* [TASK DESCRIPTION]: Look through the lines and report how many include the word "difference", giving nothing but the number.

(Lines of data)
=====
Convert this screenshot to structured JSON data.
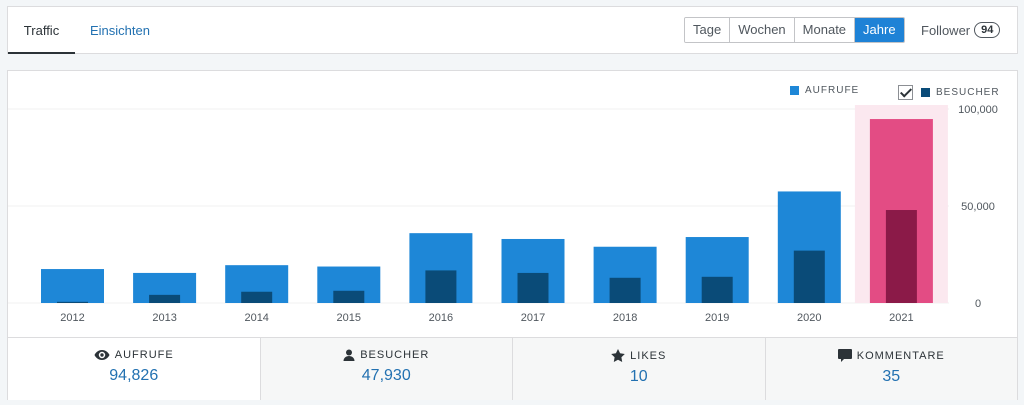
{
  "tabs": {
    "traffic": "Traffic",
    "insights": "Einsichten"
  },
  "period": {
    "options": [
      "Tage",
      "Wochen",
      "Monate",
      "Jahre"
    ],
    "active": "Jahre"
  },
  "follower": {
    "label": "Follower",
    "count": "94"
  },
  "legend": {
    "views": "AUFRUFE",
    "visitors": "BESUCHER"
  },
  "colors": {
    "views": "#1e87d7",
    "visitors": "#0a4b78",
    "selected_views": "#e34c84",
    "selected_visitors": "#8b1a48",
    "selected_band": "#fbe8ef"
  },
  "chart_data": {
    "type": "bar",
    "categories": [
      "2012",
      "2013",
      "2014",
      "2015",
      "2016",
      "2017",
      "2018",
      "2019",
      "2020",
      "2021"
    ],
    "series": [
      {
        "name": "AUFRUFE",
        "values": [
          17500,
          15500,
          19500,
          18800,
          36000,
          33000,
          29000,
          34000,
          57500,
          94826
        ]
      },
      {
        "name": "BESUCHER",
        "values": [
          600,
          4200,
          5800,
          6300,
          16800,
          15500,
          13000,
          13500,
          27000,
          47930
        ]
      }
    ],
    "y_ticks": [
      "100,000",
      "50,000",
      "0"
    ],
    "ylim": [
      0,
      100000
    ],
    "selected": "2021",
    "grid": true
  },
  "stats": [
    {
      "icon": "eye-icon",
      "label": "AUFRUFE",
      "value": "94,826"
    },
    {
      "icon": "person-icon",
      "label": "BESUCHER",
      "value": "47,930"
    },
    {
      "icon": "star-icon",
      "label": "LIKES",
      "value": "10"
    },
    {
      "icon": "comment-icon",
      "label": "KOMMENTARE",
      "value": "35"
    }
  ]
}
=====
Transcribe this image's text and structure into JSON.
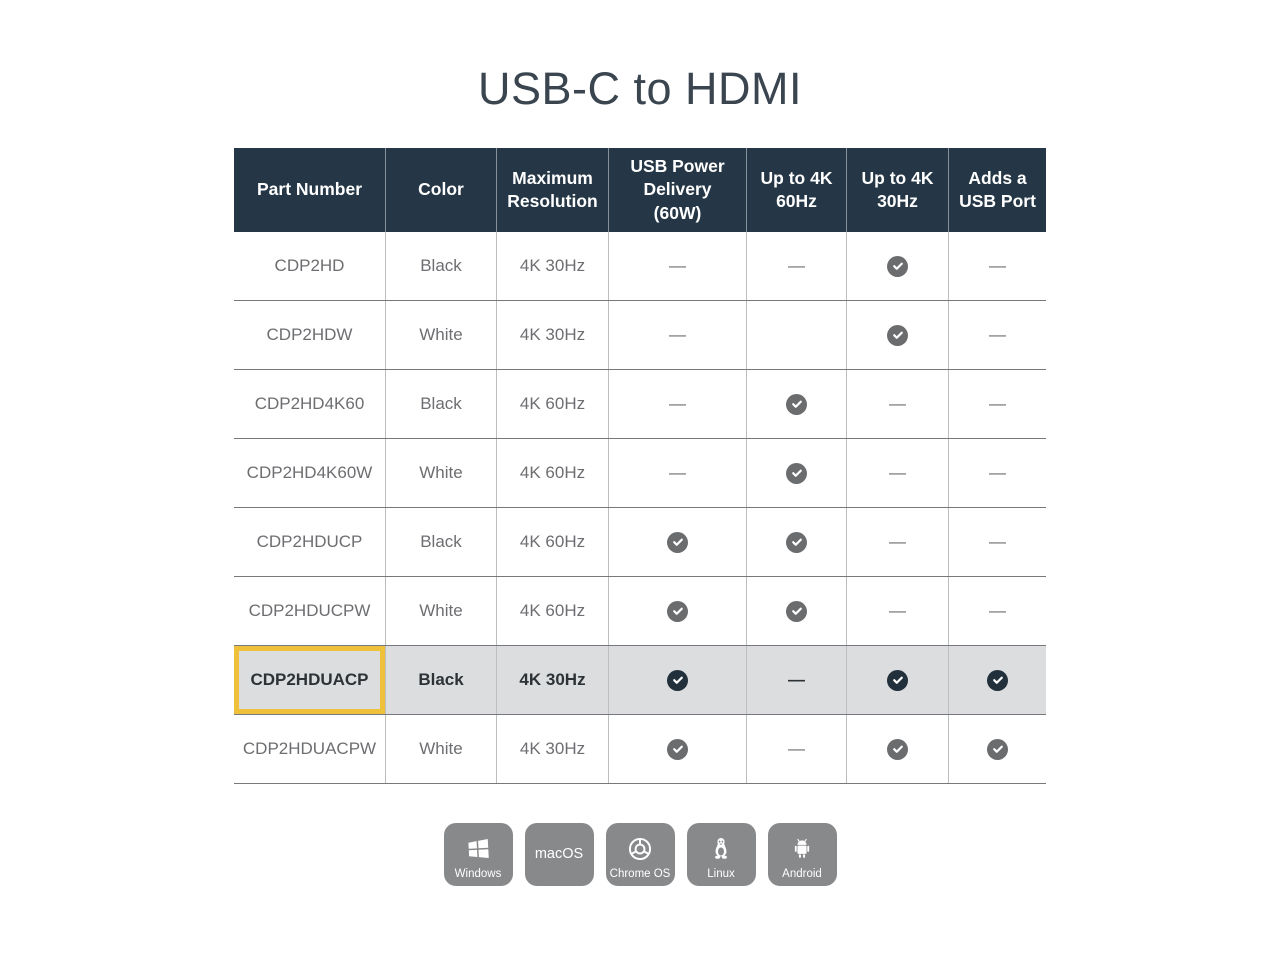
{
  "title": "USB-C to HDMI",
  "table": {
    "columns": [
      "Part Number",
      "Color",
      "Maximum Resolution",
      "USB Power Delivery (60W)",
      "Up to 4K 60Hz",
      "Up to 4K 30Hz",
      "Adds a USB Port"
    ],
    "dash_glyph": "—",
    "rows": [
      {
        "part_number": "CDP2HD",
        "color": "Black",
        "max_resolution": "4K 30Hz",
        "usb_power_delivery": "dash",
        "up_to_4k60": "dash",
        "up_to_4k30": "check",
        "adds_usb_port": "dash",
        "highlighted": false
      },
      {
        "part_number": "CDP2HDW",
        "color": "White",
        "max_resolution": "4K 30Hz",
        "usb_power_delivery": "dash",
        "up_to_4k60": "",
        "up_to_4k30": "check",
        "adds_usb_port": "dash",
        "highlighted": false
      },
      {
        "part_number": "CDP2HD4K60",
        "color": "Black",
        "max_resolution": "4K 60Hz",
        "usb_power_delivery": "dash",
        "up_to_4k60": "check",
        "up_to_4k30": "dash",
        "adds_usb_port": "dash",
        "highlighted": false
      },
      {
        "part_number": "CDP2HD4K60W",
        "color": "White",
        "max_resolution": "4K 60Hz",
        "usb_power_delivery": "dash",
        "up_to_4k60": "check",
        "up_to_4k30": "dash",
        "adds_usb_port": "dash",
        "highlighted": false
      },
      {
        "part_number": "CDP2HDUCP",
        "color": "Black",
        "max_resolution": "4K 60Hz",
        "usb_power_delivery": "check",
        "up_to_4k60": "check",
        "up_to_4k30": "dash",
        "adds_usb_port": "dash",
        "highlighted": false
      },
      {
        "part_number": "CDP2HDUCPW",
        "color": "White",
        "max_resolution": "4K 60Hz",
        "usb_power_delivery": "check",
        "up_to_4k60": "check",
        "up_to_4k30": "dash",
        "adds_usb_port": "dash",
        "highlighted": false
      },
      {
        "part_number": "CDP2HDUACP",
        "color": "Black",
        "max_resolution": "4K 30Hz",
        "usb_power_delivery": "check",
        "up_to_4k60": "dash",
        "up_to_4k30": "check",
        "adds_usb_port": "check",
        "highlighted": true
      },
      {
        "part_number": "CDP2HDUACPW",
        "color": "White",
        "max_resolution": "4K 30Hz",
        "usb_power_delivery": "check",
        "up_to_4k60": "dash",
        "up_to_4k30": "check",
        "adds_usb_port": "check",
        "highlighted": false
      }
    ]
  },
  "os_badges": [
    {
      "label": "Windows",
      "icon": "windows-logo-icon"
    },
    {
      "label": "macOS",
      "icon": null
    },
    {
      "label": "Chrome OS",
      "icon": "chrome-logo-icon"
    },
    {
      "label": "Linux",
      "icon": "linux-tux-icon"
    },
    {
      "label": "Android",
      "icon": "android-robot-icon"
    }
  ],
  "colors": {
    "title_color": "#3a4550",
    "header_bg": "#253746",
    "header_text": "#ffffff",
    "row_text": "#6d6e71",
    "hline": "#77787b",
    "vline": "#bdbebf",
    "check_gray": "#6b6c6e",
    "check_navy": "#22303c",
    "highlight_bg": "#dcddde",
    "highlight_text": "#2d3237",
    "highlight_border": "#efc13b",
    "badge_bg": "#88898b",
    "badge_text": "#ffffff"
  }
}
=====
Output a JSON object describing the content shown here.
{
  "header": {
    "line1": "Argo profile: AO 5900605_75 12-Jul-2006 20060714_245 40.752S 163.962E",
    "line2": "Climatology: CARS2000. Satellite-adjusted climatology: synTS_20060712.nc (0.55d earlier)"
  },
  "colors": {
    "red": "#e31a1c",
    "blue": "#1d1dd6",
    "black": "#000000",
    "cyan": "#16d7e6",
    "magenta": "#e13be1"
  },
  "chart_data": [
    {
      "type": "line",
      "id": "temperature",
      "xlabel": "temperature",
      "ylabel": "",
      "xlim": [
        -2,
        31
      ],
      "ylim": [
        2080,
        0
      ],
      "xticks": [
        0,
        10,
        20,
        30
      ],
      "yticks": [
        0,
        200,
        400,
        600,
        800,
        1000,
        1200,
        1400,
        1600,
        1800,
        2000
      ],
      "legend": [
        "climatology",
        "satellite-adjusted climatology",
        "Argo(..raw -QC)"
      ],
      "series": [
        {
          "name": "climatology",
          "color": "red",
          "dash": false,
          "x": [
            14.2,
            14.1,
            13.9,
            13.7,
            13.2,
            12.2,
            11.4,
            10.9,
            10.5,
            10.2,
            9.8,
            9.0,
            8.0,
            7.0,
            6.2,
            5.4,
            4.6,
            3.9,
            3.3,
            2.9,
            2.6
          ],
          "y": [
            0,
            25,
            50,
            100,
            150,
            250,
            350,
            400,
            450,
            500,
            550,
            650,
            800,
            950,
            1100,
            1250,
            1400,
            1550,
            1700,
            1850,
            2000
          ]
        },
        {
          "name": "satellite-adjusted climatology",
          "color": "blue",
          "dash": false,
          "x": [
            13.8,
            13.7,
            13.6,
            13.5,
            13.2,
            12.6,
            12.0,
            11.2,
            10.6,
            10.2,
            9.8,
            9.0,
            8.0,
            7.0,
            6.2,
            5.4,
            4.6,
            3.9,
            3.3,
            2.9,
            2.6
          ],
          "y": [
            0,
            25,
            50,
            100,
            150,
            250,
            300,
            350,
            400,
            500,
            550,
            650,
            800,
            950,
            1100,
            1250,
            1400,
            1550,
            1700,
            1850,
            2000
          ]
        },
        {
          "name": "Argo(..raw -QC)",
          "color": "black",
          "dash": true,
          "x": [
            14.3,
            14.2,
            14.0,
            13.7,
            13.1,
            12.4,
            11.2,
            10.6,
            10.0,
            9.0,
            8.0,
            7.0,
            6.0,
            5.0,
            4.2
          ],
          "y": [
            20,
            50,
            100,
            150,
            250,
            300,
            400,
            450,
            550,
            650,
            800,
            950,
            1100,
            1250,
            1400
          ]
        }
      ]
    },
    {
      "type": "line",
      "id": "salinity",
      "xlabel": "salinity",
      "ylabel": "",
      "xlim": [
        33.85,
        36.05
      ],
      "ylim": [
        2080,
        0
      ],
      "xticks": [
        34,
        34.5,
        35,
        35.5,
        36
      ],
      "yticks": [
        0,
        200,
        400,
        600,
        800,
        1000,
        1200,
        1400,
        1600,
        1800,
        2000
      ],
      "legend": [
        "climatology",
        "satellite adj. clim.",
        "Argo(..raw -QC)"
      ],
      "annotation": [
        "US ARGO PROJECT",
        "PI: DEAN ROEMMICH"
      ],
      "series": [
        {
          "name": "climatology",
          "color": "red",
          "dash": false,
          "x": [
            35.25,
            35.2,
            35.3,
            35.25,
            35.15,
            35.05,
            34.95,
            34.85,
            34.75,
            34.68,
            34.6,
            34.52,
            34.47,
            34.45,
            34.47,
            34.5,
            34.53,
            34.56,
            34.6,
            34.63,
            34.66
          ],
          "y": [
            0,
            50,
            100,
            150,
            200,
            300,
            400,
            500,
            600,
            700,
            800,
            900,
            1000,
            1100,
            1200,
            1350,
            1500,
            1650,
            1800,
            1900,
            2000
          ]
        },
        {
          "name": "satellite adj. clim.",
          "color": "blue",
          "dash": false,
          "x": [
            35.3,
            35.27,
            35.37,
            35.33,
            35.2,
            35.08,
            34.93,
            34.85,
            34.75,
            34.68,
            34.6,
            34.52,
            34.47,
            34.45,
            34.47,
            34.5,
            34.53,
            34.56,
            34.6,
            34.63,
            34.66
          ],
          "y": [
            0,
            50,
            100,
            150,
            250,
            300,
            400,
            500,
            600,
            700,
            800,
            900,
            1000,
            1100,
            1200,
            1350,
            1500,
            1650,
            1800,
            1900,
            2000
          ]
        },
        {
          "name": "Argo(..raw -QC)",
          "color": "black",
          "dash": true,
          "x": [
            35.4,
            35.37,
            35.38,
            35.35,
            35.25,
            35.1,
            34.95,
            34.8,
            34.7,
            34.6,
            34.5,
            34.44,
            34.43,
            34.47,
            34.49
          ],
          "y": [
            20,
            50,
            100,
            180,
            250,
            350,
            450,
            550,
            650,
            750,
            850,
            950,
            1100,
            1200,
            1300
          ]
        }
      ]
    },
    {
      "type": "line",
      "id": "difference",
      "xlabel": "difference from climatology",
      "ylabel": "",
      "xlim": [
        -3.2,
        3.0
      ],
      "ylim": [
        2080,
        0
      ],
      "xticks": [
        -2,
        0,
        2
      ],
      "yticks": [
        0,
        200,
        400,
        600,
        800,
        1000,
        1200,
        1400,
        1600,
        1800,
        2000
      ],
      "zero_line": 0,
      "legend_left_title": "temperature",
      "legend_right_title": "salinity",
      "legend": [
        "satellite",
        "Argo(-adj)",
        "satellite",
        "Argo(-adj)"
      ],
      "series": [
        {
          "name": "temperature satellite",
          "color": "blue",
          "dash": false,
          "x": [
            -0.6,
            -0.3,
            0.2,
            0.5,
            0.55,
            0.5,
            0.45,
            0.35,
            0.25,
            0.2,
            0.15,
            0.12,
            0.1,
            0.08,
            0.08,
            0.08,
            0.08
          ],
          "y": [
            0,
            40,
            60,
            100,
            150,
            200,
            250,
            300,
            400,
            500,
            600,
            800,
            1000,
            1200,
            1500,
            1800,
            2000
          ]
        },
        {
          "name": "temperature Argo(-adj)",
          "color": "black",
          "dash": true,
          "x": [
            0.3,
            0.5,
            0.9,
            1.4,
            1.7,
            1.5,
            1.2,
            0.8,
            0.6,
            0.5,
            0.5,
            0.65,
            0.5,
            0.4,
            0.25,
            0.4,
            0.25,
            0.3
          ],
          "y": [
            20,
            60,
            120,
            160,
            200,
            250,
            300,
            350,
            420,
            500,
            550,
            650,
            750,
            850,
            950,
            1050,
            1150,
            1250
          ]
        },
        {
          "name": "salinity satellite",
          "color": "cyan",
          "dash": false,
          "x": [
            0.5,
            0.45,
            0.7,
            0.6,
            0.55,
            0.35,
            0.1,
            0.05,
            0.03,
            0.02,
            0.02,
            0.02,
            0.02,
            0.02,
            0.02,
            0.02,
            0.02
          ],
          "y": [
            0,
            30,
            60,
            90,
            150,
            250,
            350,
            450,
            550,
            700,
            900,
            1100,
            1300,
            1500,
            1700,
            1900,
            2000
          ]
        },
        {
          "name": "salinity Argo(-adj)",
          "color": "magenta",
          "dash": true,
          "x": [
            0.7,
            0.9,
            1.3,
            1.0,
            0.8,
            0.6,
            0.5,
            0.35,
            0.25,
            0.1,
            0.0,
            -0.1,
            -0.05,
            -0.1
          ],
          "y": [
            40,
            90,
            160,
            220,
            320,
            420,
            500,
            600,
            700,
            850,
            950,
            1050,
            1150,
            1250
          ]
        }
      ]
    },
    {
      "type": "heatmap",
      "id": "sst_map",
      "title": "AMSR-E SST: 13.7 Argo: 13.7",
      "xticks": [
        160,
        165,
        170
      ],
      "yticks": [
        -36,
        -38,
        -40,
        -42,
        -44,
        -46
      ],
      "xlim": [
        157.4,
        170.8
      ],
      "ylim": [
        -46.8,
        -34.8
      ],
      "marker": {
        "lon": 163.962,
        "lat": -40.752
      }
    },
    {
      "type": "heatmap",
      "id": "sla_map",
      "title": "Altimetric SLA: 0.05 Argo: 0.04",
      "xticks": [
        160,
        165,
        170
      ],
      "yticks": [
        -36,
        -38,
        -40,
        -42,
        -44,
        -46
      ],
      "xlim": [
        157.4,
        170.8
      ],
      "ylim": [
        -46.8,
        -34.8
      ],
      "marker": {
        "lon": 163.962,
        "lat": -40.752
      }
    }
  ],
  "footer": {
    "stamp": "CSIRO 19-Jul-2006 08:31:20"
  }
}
=====
* [SOLUTION TO THIS PROBLEM]: 2